Monju, or Manjusri in Sanskrit, is the bodhisattva (bo-dee-SAHT-vah) of divine wisdom and protector of Buddhist law. He is shown in this scroll painting as a divine youth, elaborately dressed and adorned with jewelry, riding a ferocious lion. In his hands, Monju holds the sword that cuts ignorance and a lotus with a book of Buddhist scripture.
Buddhism is believed to have been brought to Japan by foreign monks or diplomatic envoys in the sixth century or before. During the Nanbokucho Period (1336-1392), more Japanese than ever before ascribed to Buddhism, and the new courtly and warrior classes proved to be prolific patrons of the arts. Zen Buddhism, most famously gained popularity throughout Japan, but Tantric Buddhist influences remained present as seen in this scroll painting of Monju.
Monju, or Manjusri in Sanskrit, is the bodhisattva (bo-dee-SAHT-vah) of divine wisdom. The lotus, sword that cuts ignorance, and book of Buddhist scripture are attributes of Monju and identify him as the subject of this scroll painting. Attributes are objects that carry special meaning or symbolism. They can be used to both identify a figure and gain insight into the figure’s purpose or character. The objects Monju holds symbolize aspects of the transcendent wisdom that leads to enlightenment.
Monju is shown in this painting as a divine youth, elaborately dressed and adorned with jewelry, riding a ferocious lion.
Bodhisattvas are spiritual teachers in Buddhism who aid Buddhist followers along the path to enlightenment. They have achieved enlightenment but have chosen to forego Nirvana and remain on earth to serve as spiritual guides for others. There are many different bodhisattvas in the Buddhist tradition, and they are one of the most popular subjects in Buddhist art.
Monju, the Buddhist prince of wisdom, is a bodhisattva who swore, after achieving enlightenment, to assist those capable of achieving buddhahood throughout the universe. In this scroll painting, Monju is shown as an aggressive figure holding a sword and riding a tiger. However, he is often pictured in sculptures and wall hangings sitting on a double lotus throne in a tranquil and self-reflective pose. Regardless of his appearance, as the bodhisattva of wisdom, Monju protects the Buddhist law and strikes down ignorance.

▶ **Challenge A**: In the entries, retype every line from the one containing "plot-area: www.si-vreme.com 100200300400500Fri" through the one containing "25, 880, 354]", including both of those lines.

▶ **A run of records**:
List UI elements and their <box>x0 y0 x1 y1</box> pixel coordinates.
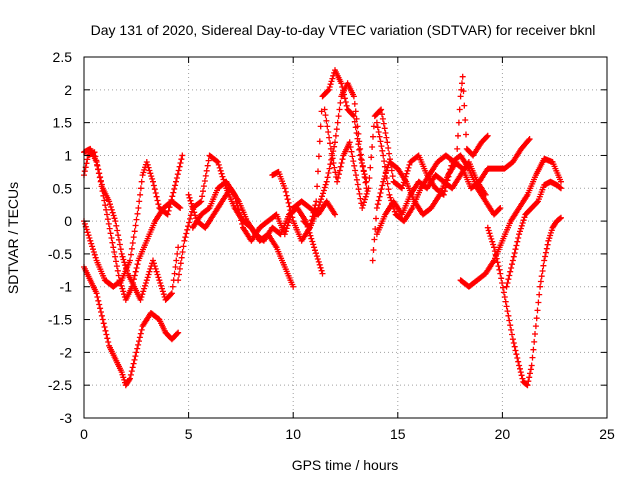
axis-ticks: 0 5 10 15 20 25 2.5 2 1.5 1 0.5 0 -0.5 -1 -1.5 -2 -2.5 -3 <box>48 49 615 442</box>
plus-marker-trace <box>189 178 339 244</box>
y-tick-label: 2.5 <box>53 49 73 65</box>
y-tick-label: 0.5 <box>53 180 73 196</box>
chart-title: Day 131 of 2020, Sidereal Day-to-day VTE… <box>91 22 596 38</box>
y-tick-label: -2.5 <box>48 377 72 393</box>
sat-track-14 <box>457 155 564 290</box>
sat-track-9 <box>300 67 370 231</box>
x-tick-label: 25 <box>599 426 615 442</box>
data-points <box>81 67 564 389</box>
y-tick-label: -0.5 <box>48 246 72 262</box>
plus-marker-trace <box>373 159 489 238</box>
y-axis-label: SDTVAR / TECUs <box>5 182 21 294</box>
sat-track-16 <box>503 178 564 290</box>
y-tick-label: 1 <box>64 147 72 163</box>
sat-track-4 <box>81 145 182 303</box>
y-tick-label: -1.5 <box>48 312 72 328</box>
x-tick-label: 5 <box>185 426 193 442</box>
y-tick-label: -2 <box>60 344 73 360</box>
sat-track-15 <box>484 214 564 389</box>
plus-marker-trace <box>457 155 564 290</box>
y-tick-label: 0 <box>64 213 72 229</box>
grid-lines <box>84 57 607 418</box>
plus-marker-trace <box>300 67 370 231</box>
x-tick-label: 15 <box>390 426 406 442</box>
x-tick-label: 0 <box>80 426 88 442</box>
sat-track-13 <box>373 159 489 238</box>
y-tick-label: -1 <box>60 279 73 295</box>
plus-marker-trace <box>484 214 564 389</box>
x-tick-label: 10 <box>285 426 301 442</box>
plus-marker-trace <box>503 178 564 290</box>
x-axis-label: GPS time / hours <box>292 457 399 473</box>
x-tick-label: 20 <box>495 426 511 442</box>
sat-track-7 <box>189 178 339 244</box>
y-tick-label: 1.5 <box>53 115 73 131</box>
plot-frame <box>83 56 608 419</box>
y-tick-label: -3 <box>60 410 73 426</box>
y-tick-label: 2 <box>64 82 72 98</box>
plus-marker-trace <box>81 145 182 303</box>
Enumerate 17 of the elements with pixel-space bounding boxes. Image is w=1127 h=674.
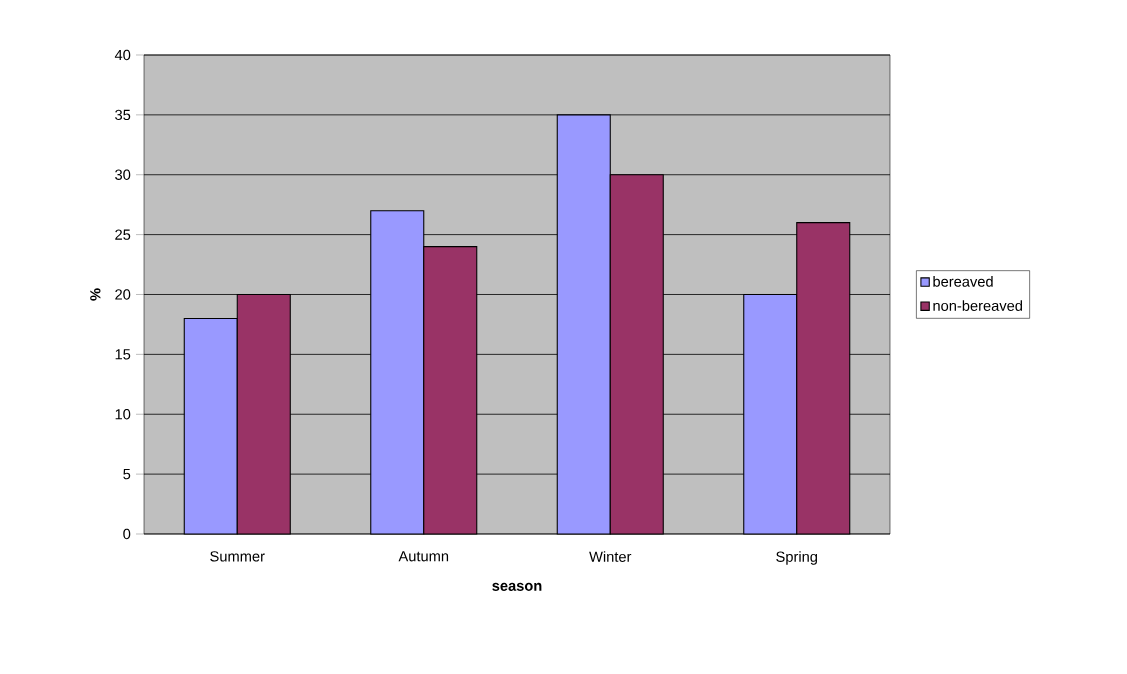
y-tick-label: 30 — [115, 169, 131, 180]
x-tick-label: Autumn — [398, 551, 449, 562]
x-tick-label: Spring — [776, 551, 817, 565]
y-tick-label: 35 — [115, 109, 131, 121]
y-axis-title: % — [90, 288, 101, 301]
x-tick-label: Summer — [210, 551, 265, 562]
y-tick-label: 5 — [123, 469, 131, 480]
legend-label: non-bereaved — [933, 300, 1023, 311]
x-tick-label: Winter — [589, 551, 632, 562]
y-tick-label: 0 — [123, 528, 131, 540]
y-tick-label: 15 — [115, 349, 131, 360]
y-tick-label: 10 — [115, 409, 131, 420]
y-tick-label: 25 — [115, 229, 131, 240]
y-tick-label: 20 — [115, 289, 131, 300]
y-tick-label: 40 — [114, 49, 131, 61]
x-axis-title: season — [492, 582, 542, 591]
legend-label: bereaved — [933, 276, 993, 287]
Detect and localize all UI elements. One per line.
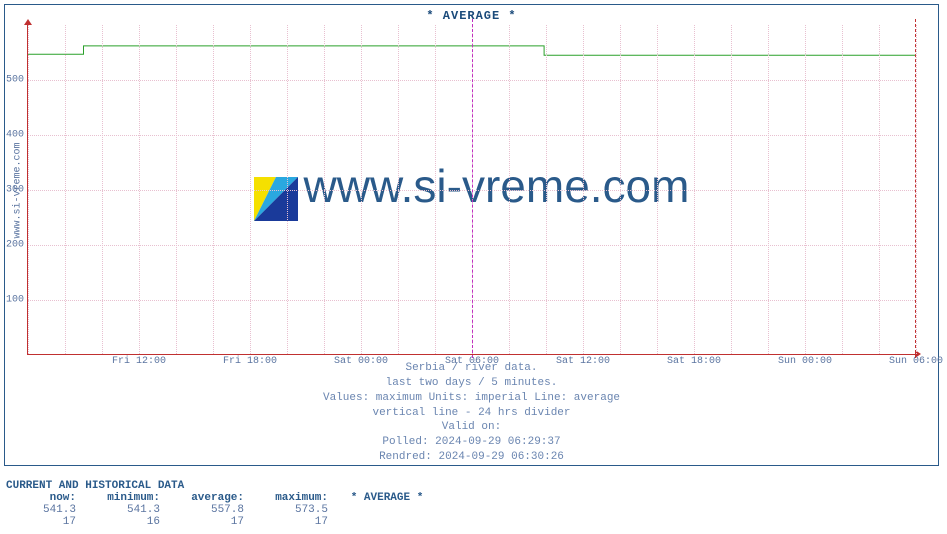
plot-area: www.si-vreme.com 100200300400500Fri 12:0…	[27, 25, 915, 355]
gridline-vertical	[102, 25, 103, 354]
gridline-vertical	[509, 25, 510, 354]
summary-hdr-now: now:	[6, 492, 76, 504]
end-marker	[915, 19, 916, 358]
gridline-vertical	[28, 25, 29, 354]
summary-val: 541.3	[80, 504, 160, 516]
summary-hdr-label: * AVERAGE *	[332, 492, 442, 504]
subtext-line: last two days / 5 minutes.	[9, 376, 934, 391]
gridline-vertical	[879, 25, 880, 354]
y-tick-label: 500	[6, 75, 24, 86]
summary-title: CURRENT AND HISTORICAL DATA	[6, 480, 943, 492]
summary-grid: now: minimum: average: maximum: * AVERAG…	[6, 492, 943, 528]
gridline-vertical	[324, 25, 325, 354]
gridline-vertical	[176, 25, 177, 354]
summary-hdr-max: maximum:	[248, 492, 328, 504]
summary-hdr-avg: average:	[164, 492, 244, 504]
plot-wrap: www.si-vreme.com 100200300400500Fri 12:0…	[27, 25, 934, 355]
subtext-line: Rendred: 2024-09-29 06:30:26	[9, 450, 934, 465]
gridline-vertical	[398, 25, 399, 354]
gridline-vertical	[620, 25, 621, 354]
gridline-vertical	[805, 25, 806, 354]
subtext-line: Valid on:	[9, 420, 934, 435]
x-tick-label: Sat 12:00	[556, 356, 610, 367]
gridline-vertical	[731, 25, 732, 354]
x-tick-label: Sun 00:00	[778, 356, 832, 367]
gridline-vertical	[250, 25, 251, 354]
gridline-vertical	[546, 25, 547, 354]
gridline-vertical	[287, 25, 288, 354]
subtext-line: Values: maximum Units: imperial Line: av…	[9, 391, 934, 406]
gridline-vertical	[361, 25, 362, 354]
gridline-vertical	[694, 25, 695, 354]
gridline-vertical	[435, 25, 436, 354]
gridline-vertical	[768, 25, 769, 354]
x-tick-label: Sat 00:00	[334, 356, 388, 367]
divider-24h	[472, 19, 473, 358]
x-tick-label: Fri 18:00	[223, 356, 277, 367]
x-tick-label: Sat 18:00	[667, 356, 721, 367]
gridline-vertical	[139, 25, 140, 354]
gridline-vertical	[583, 25, 584, 354]
x-tick-label: Fri 12:00	[112, 356, 166, 367]
chart-subtext: Serbia / river data. last two days / 5 m…	[9, 361, 934, 465]
summary-block: CURRENT AND HISTORICAL DATA now: minimum…	[6, 480, 943, 528]
gridline-vertical	[657, 25, 658, 354]
chart-frame: * AVERAGE * www.si-vreme.com www.si-vrem…	[4, 4, 939, 466]
summary-val: 573.5	[248, 504, 328, 516]
summary-val: 557.8	[164, 504, 244, 516]
chart-row: www.si-vreme.com www.si-vreme.com 100	[9, 25, 934, 355]
gridline-vertical	[213, 25, 214, 354]
gridline-vertical	[65, 25, 66, 354]
logo-icon	[254, 177, 298, 221]
y-tick-label: 200	[6, 240, 24, 251]
subtext-line: Polled: 2024-09-29 06:29:37	[9, 435, 934, 450]
gridline-vertical	[916, 25, 917, 354]
y-tick-label: 300	[6, 185, 24, 196]
x-tick-label: Sun 06:00	[889, 356, 943, 367]
subtext-line: vertical line - 24 hrs divider	[9, 406, 934, 421]
summary-hdr-min: minimum:	[80, 492, 160, 504]
gridline-vertical	[842, 25, 843, 354]
y-tick-label: 100	[6, 295, 24, 306]
summary-val: 541.3	[6, 504, 76, 516]
y-tick-label: 400	[6, 130, 24, 141]
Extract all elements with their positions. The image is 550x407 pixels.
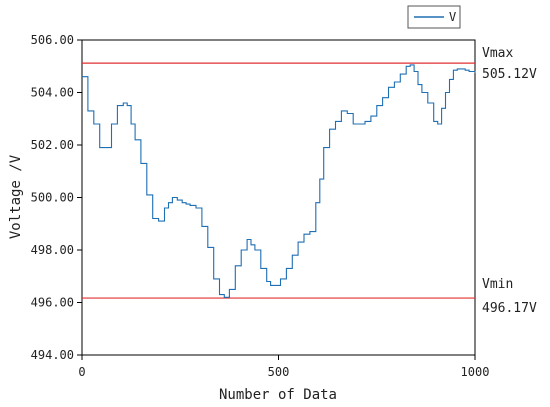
y-tick-label: 496.00 xyxy=(31,296,74,310)
y-tick-label: 504.00 xyxy=(31,86,74,100)
voltage-series-line xyxy=(82,64,476,298)
y-tick-label: 500.00 xyxy=(31,191,74,205)
x-tick-label: 1000 xyxy=(461,365,490,379)
vmin-label: Vmin xyxy=(482,277,513,292)
y-tick-label: 506.00 xyxy=(31,33,74,47)
y-tick-label: 498.00 xyxy=(31,243,74,257)
reference-labels: Vmax 505.12V Vmin 496.17V xyxy=(482,46,537,316)
vmax-value-label: 505.12V xyxy=(482,67,537,82)
x-tick-label: 500 xyxy=(268,365,290,379)
y-tick-label: 494.00 xyxy=(31,348,74,362)
vmax-label: Vmax xyxy=(482,46,513,61)
vmin-value-label: 496.17V xyxy=(482,301,537,316)
y-axis-ticks: 494.00 496.00 498.00 500.00 502.00 504.00 506.… xyxy=(31,33,82,362)
legend: V xyxy=(407,5,461,29)
x-axis-title: Number of Data xyxy=(219,387,337,403)
reference-lines xyxy=(82,62,475,299)
x-tick-label: 0 xyxy=(78,365,85,379)
legend-label: V xyxy=(449,10,456,24)
y-axis-title: Voltage /V xyxy=(8,154,24,239)
plot-frame xyxy=(81,39,476,356)
y-tick-label: 502.00 xyxy=(31,138,74,152)
x-axis-ticks: 0 500 1000 xyxy=(78,355,489,379)
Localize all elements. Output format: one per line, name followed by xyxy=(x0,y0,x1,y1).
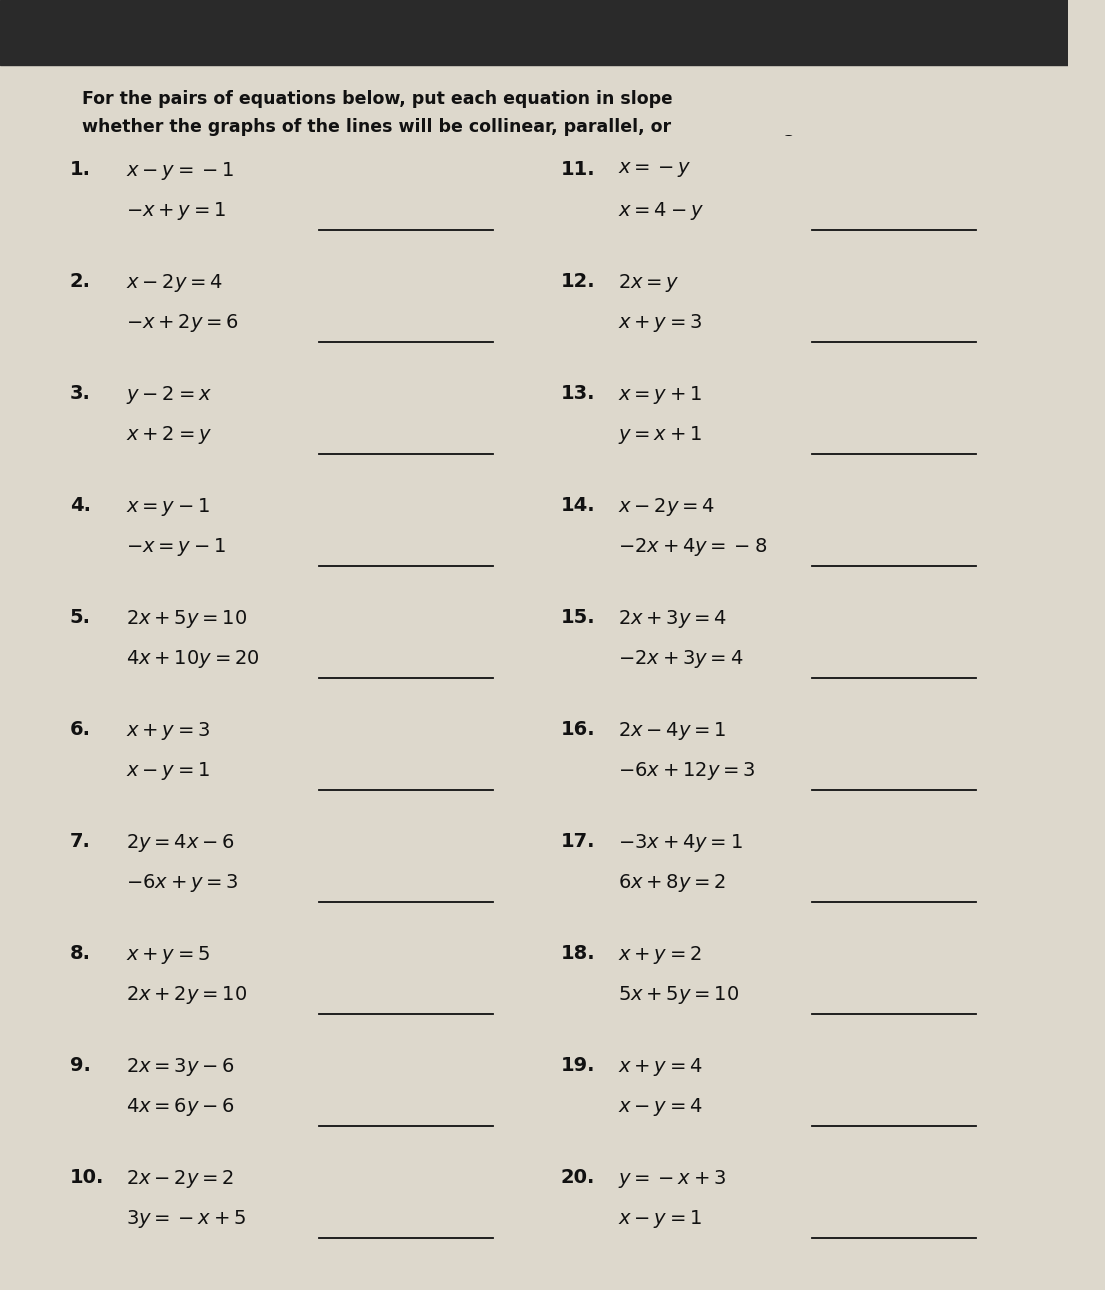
Text: $2y = 4x - 6$: $2y = 4x - 6$ xyxy=(126,832,234,854)
Text: $5x + 5y = 10$: $5x + 5y = 10$ xyxy=(619,984,739,1006)
Text: $2x - 2y = 2$: $2x - 2y = 2$ xyxy=(126,1167,234,1189)
Text: 1.: 1. xyxy=(70,160,91,179)
Text: $x = 4 - y$: $x = 4 - y$ xyxy=(619,200,705,222)
Text: $3y = -x + 5$: $3y = -x + 5$ xyxy=(126,1207,245,1229)
Text: 14.: 14. xyxy=(560,495,596,515)
Text: $x + y = 3$: $x + y = 3$ xyxy=(619,312,703,334)
Text: 11.: 11. xyxy=(560,160,596,179)
Text: $-x + y = 1$: $-x + y = 1$ xyxy=(126,200,225,222)
Text: $6x + 8y = 2$: $6x + 8y = 2$ xyxy=(619,872,727,894)
Text: whether the graphs of the lines will be collinear, parallel, or intersecting.: whether the graphs of the lines will be … xyxy=(82,117,802,135)
Text: $x - y = -1$: $x - y = -1$ xyxy=(126,160,233,182)
Text: $x + y = 4$: $x + y = 4$ xyxy=(619,1057,703,1078)
Text: $y = x + 1$: $y = x + 1$ xyxy=(619,424,703,446)
Text: 5.: 5. xyxy=(70,608,91,627)
FancyBboxPatch shape xyxy=(672,5,1049,135)
Text: 16.: 16. xyxy=(560,720,596,739)
Text: 15.: 15. xyxy=(560,608,596,627)
Text: $y - 2 = x$: $y - 2 = x$ xyxy=(126,384,212,406)
Text: $4x + 10y = 20$: $4x + 10y = 20$ xyxy=(126,648,260,670)
Text: 18.: 18. xyxy=(560,944,596,964)
Text: 9.: 9. xyxy=(70,1057,91,1075)
Text: 4.: 4. xyxy=(70,495,91,515)
Text: $x + y = 3$: $x + y = 3$ xyxy=(126,720,210,742)
Text: $x - y = 1$: $x - y = 1$ xyxy=(126,760,210,782)
Text: 13.: 13. xyxy=(560,384,594,402)
Text: $2x = y$: $2x = y$ xyxy=(619,272,680,294)
Text: $-3x + 4y = 1$: $-3x + 4y = 1$ xyxy=(619,832,744,854)
Text: $-6x + 12y = 3$: $-6x + 12y = 3$ xyxy=(619,760,756,782)
Text: 6.: 6. xyxy=(70,720,91,739)
Text: $2x + 3y = 4$: $2x + 3y = 4$ xyxy=(619,608,727,630)
Text: $-x + 2y = 6$: $-x + 2y = 6$ xyxy=(126,312,239,334)
Text: $y = -x + 3$: $y = -x + 3$ xyxy=(619,1167,727,1189)
Text: $2x - 4y = 1$: $2x - 4y = 1$ xyxy=(619,720,727,742)
Bar xyxy=(0,0,1067,64)
Text: $x + 2 = y$: $x + 2 = y$ xyxy=(126,424,212,446)
Text: $x - y = 1$: $x - y = 1$ xyxy=(619,1207,703,1229)
Text: 20.: 20. xyxy=(560,1167,594,1187)
Text: 2.: 2. xyxy=(70,272,91,292)
Text: $2x = 3y - 6$: $2x = 3y - 6$ xyxy=(126,1057,234,1078)
Text: $x - 2y = 4$: $x - 2y = 4$ xyxy=(619,495,716,519)
Text: $2x + 5y = 10$: $2x + 5y = 10$ xyxy=(126,608,246,630)
Text: 10.: 10. xyxy=(70,1167,104,1187)
Text: $x + y = 2$: $x + y = 2$ xyxy=(619,944,703,966)
Text: $x = -y$: $x = -y$ xyxy=(619,160,692,179)
Text: $x + y = 5$: $x + y = 5$ xyxy=(126,944,210,966)
Text: 17.: 17. xyxy=(560,832,594,851)
Text: 3.: 3. xyxy=(70,384,91,402)
Text: $4x = 6y - 6$: $4x = 6y - 6$ xyxy=(126,1096,234,1118)
Text: For the pairs of equations below, put each equation in slope-intercept form, and: For the pairs of equations below, put ea… xyxy=(82,90,909,108)
Text: 7.: 7. xyxy=(70,832,91,851)
Text: $x = y + 1$: $x = y + 1$ xyxy=(619,384,703,406)
Text: $x = y - 1$: $x = y - 1$ xyxy=(126,495,210,519)
Text: $2x + 2y = 10$: $2x + 2y = 10$ xyxy=(126,984,246,1006)
Text: 12.: 12. xyxy=(560,272,596,292)
Text: $x - 2y = 4$: $x - 2y = 4$ xyxy=(126,272,223,294)
Text: $-2x + 3y = 4$: $-2x + 3y = 4$ xyxy=(619,648,744,670)
Text: $-6x + y = 3$: $-6x + y = 3$ xyxy=(126,872,239,894)
Text: 19.: 19. xyxy=(560,1057,594,1075)
Text: $x - y = 4$: $x - y = 4$ xyxy=(619,1096,703,1118)
Text: $-x = y - 1$: $-x = y - 1$ xyxy=(126,537,225,559)
Text: $-2x + 4y = -8$: $-2x + 4y = -8$ xyxy=(619,537,768,559)
Text: 8.: 8. xyxy=(70,944,91,964)
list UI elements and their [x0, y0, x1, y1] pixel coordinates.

▶ **Challenge B**:
Answer these questions about the text on the Monju scroll painting:
(i) In what century or before is Buddhism believed to have been brought to Japan?
(ii) What years does the Nanbokucho Period span?
(iii) What have bodhisattvas chosen to forego?

▶ **Final answer A**:
plot-area: www.si-vreme.com 100200300400500Fri 12:0…	[27, 25, 915, 355]
gridline-vertical	[102, 25, 103, 354]
gridline-vertical	[509, 25, 510, 354]
summary-hdr-now: now:	[6, 492, 76, 504]
end-marker	[915, 19, 916, 358]
gridline-vertical	[28, 25, 29, 354]
summary-val: 541.3	[80, 504, 160, 516]
summary-hdr-label: * AVERAGE *	[332, 492, 442, 504]
subtext-line: last two days / 5 minutes.	[9, 376, 934, 391]
gridline-vertical	[879, 25, 880, 354]

▶ **Final answer B**:
(i) The sixth century.
(ii) 1336-1392.
(iii) Nirvana.